> **Required task**
Restate all of the data exactly.

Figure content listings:
○ ○ ○ ○ ○
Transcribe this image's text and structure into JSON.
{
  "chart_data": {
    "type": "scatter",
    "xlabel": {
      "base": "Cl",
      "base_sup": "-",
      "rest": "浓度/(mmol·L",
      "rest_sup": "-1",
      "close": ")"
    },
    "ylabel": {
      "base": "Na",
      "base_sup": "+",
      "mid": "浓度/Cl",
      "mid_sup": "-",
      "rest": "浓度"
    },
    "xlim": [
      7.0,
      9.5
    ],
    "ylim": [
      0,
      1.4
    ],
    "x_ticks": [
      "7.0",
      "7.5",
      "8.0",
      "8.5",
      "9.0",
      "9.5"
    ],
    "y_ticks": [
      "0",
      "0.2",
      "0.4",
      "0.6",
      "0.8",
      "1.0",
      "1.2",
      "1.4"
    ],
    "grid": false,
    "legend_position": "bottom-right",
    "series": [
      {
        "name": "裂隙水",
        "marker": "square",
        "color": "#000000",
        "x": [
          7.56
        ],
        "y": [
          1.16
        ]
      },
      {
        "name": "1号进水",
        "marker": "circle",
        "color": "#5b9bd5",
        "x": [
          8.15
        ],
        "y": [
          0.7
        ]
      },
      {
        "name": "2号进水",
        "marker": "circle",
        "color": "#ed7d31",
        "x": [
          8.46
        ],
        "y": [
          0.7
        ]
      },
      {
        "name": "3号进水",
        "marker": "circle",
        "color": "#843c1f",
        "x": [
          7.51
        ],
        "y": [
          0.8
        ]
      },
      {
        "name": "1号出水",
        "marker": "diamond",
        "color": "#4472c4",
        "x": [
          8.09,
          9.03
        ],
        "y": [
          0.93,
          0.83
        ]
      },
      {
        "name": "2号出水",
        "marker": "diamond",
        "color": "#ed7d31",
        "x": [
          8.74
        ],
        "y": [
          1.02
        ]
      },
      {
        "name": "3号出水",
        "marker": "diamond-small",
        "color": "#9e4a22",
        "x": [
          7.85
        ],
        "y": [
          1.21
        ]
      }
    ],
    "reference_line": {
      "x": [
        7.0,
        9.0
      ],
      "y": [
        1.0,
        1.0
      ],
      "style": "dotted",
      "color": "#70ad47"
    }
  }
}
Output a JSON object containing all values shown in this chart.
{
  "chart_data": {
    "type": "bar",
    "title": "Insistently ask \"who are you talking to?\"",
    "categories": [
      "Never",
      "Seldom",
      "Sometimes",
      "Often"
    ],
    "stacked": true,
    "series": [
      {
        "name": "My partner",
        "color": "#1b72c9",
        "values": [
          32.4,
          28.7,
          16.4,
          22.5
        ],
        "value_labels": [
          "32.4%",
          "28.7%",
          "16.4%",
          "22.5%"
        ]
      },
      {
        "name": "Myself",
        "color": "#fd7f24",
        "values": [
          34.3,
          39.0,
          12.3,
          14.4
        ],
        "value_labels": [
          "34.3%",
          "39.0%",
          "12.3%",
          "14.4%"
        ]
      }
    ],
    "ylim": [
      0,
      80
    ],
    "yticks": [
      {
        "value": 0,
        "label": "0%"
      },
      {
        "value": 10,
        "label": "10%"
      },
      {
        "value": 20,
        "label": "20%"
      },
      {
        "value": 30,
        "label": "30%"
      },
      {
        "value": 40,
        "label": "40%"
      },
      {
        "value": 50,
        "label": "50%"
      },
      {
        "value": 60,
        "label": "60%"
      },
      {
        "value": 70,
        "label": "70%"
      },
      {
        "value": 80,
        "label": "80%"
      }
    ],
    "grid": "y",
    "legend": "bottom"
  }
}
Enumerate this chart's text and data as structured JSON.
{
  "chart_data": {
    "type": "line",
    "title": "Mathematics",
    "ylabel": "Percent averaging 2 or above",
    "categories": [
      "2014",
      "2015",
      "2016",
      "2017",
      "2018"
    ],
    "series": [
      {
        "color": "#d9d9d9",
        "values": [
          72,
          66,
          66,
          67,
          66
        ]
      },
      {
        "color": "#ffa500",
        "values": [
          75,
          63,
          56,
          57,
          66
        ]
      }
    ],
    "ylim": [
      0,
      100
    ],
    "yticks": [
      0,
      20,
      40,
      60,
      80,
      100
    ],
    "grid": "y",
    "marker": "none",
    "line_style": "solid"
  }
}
○ ○ ○ ○ ○
> **Answer below**
Transcribe this image's text and structure into JSON.
{
  "chart_data": {
    "type": "scatter",
    "xlabel": {
      "base": "Cl",
      "base_sup": "-",
      "rest": "浓度/(mmol·L",
      "rest_sup": "-1",
      "close": ")"
    },
    "ylabel": {
      "base": "Na",
      "base_sup": "+",
      "mid": "浓度/Cl",
      "mid_sup": "-",
      "rest": "浓度"
    },
    "xlim": [
      7.0,
      9.5
    ],
    "ylim": [
      0,
      1.4
    ],
    "x_ticks": [
      "7.0",
      "7.5",
      "8.0",
      "8.5",
      "9.0",
      "9.5"
    ],
    "y_ticks": [
      "0",
      "0.2",
      "0.4",
      "0.6",
      "0.8",
      "1.0",
      "1.2",
      "1.4"
    ],
    "grid": false,
    "legend_position": "bottom-right",
    "series": [
      {
        "name": "裂隙水",
        "marker": "square",
        "color": "#000000",
        "x": [
          7.56
        ],
        "y": [
          1.16
        ]
      },
      {
        "name": "1号进水",
        "marker": "circle",
        "color": "#5b9bd5",
        "x": [
          8.15
        ],
        "y": [
          0.7
        ]
      },
      {
        "name": "2号进水",
        "marker": "circle",
        "color": "#ed7d31",
        "x": [
          8.46
        ],
        "y": [
          0.7
        ]
      },
      {
        "name": "3号进水",
        "marker": "circle",
        "color": "#843c1f",
        "x": [
          7.51
        ],
        "y": [
          0.8
        ]
      },
      {
        "name": "1号出水",
        "marker": "diamond",
        "color": "#4472c4",
        "x": [
          8.09,
          9.03
        ],
        "y": [
          0.93,
          0.83
        ]
      },
      {
        "name": "2号出水",
        "marker": "diamond",
        "color": "#ed7d31",
        "x": [
          8.74
        ],
        "y": [
          1.02
        ]
      },
      {
        "name": "3号出水",
        "marker": "diamond-small",
        "color": "#9e4a22",
        "x": [
          7.85
        ],
        "y": [
          1.21
        ]
      }
    ],
    "reference_line": {
      "x": [
        7.0,
        9.0
      ],
      "y": [
        1.0,
        1.0
      ],
      "style": "dotted",
      "color": "#70ad47"
    }
  }
}
Output a JSON object containing all values shown in this chart.
{
  "chart_data": {
    "type": "bar",
    "title": "Insistently ask \"who are you talking to?\"",
    "categories": [
      "Never",
      "Seldom",
      "Sometimes",
      "Often"
    ],
    "stacked": true,
    "series": [
      {
        "name": "My partner",
        "color": "#1b72c9",
        "values": [
          32.4,
          28.7,
          16.4,
          22.5
        ],
        "value_labels": [
          "32.4%",
          "28.7%",
          "16.4%",
          "22.5%"
        ]
      },
      {
        "name": "Myself",
        "color": "#fd7f24",
        "values": [
          34.3,
          39.0,
          12.3,
          14.4
        ],
        "value_labels": [
          "34.3%",
          "39.0%",
          "12.3%",
          "14.4%"
        ]
      }
    ],
    "ylim": [
      0,
      80
    ],
    "yticks": [
      {
        "value": 0,
        "label": "0%"
      },
      {
        "value": 10,
        "label": "10%"
      },
      {
        "value": 20,
        "label": "20%"
      },
      {
        "value": 30,
        "label": "30%"
      },
      {
        "value": 40,
        "label": "40%"
      },
      {
        "value": 50,
        "label": "50%"
      },
      {
        "value": 60,
        "label": "60%"
      },
      {
        "value": 70,
        "label": "70%"
      },
      {
        "value": 80,
        "label": "80%"
      }
    ],
    "grid": "y",
    "legend": "bottom"
  }
}
Enumerate this chart's text and data as structured JSON.
{
  "chart_data": {
    "type": "line",
    "title": "Mathematics",
    "ylabel": "Percent averaging 2 or above",
    "categories": [
      "2014",
      "2015",
      "2016",
      "2017",
      "2018"
    ],
    "series": [
      {
        "color": "#d9d9d9",
        "values": [
          72,
          66,
          66,
          67,
          66
        ]
      },
      {
        "color": "#ffa500",
        "values": [
          75,
          63,
          56,
          57,
          66
        ]
      }
    ],
    "ylim": [
      0,
      100
    ],
    "yticks": [
      0,
      20,
      40,
      60,
      80,
      100
    ],
    "grid": "y",
    "marker": "none",
    "line_style": "solid"
  }
}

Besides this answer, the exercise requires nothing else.